▶ What is expected
Note how many lines include the word "Reason", and give that number by itself.

▶ Exercise input
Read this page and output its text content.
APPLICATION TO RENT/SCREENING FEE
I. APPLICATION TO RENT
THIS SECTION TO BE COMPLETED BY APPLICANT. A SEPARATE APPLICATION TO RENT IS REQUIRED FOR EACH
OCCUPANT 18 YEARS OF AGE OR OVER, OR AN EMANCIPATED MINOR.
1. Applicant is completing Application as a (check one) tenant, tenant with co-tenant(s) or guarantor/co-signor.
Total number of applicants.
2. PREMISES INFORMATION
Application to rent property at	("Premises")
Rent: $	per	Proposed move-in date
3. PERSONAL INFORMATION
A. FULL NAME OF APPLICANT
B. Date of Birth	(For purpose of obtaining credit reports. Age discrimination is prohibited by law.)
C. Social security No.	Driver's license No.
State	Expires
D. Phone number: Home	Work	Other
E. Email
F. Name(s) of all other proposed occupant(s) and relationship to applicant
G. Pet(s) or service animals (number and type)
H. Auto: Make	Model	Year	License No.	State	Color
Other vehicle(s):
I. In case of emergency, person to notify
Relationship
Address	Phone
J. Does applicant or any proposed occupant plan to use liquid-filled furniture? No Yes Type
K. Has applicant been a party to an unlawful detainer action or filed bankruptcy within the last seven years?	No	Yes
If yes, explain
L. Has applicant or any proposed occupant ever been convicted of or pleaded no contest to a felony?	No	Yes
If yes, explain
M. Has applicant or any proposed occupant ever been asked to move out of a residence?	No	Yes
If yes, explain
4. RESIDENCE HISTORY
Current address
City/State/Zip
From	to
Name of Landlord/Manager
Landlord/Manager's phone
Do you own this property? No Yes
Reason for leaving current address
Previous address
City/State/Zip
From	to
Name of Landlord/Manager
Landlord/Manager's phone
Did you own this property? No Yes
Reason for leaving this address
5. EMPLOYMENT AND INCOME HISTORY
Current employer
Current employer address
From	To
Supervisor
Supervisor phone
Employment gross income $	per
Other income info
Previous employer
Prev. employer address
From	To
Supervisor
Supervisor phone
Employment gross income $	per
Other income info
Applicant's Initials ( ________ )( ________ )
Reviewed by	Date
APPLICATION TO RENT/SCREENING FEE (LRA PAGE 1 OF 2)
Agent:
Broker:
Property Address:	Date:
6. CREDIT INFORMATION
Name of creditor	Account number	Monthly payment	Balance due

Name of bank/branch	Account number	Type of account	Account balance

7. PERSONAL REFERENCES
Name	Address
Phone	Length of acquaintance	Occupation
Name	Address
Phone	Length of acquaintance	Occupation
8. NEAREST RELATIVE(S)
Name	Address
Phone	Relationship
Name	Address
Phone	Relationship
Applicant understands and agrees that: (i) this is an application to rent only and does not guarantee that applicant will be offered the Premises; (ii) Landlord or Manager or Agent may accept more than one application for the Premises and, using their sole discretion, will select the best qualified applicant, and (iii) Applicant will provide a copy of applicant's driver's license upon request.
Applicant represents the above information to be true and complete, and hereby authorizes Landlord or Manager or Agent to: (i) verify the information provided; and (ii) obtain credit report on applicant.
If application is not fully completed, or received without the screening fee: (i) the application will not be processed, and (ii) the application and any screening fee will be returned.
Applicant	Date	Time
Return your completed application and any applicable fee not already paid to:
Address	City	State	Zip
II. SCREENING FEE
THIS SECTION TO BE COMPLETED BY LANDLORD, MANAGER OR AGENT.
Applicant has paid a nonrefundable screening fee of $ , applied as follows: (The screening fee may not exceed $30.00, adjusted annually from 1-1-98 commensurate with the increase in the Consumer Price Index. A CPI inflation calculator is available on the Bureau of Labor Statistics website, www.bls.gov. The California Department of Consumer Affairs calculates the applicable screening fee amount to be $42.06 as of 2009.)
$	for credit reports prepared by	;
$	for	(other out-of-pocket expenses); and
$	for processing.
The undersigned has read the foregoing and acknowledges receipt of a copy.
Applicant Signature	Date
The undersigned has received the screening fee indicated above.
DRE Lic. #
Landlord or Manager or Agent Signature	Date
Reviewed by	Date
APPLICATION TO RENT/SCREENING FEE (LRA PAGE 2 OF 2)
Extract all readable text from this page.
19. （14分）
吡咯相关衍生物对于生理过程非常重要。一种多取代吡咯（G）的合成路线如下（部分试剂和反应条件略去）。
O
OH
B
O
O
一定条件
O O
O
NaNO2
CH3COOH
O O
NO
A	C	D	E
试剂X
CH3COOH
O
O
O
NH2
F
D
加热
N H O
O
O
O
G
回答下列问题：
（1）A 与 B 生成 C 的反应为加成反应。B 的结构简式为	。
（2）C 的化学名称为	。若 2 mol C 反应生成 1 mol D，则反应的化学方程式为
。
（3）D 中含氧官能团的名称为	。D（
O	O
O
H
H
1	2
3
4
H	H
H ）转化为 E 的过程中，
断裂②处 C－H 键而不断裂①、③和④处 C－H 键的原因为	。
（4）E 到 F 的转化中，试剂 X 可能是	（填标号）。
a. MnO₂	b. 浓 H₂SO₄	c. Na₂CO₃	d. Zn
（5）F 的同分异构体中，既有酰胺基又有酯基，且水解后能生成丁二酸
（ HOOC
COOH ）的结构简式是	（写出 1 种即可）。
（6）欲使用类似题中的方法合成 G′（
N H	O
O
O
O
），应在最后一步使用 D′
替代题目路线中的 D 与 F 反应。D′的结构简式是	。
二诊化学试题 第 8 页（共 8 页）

▶ Answer to this exercise
2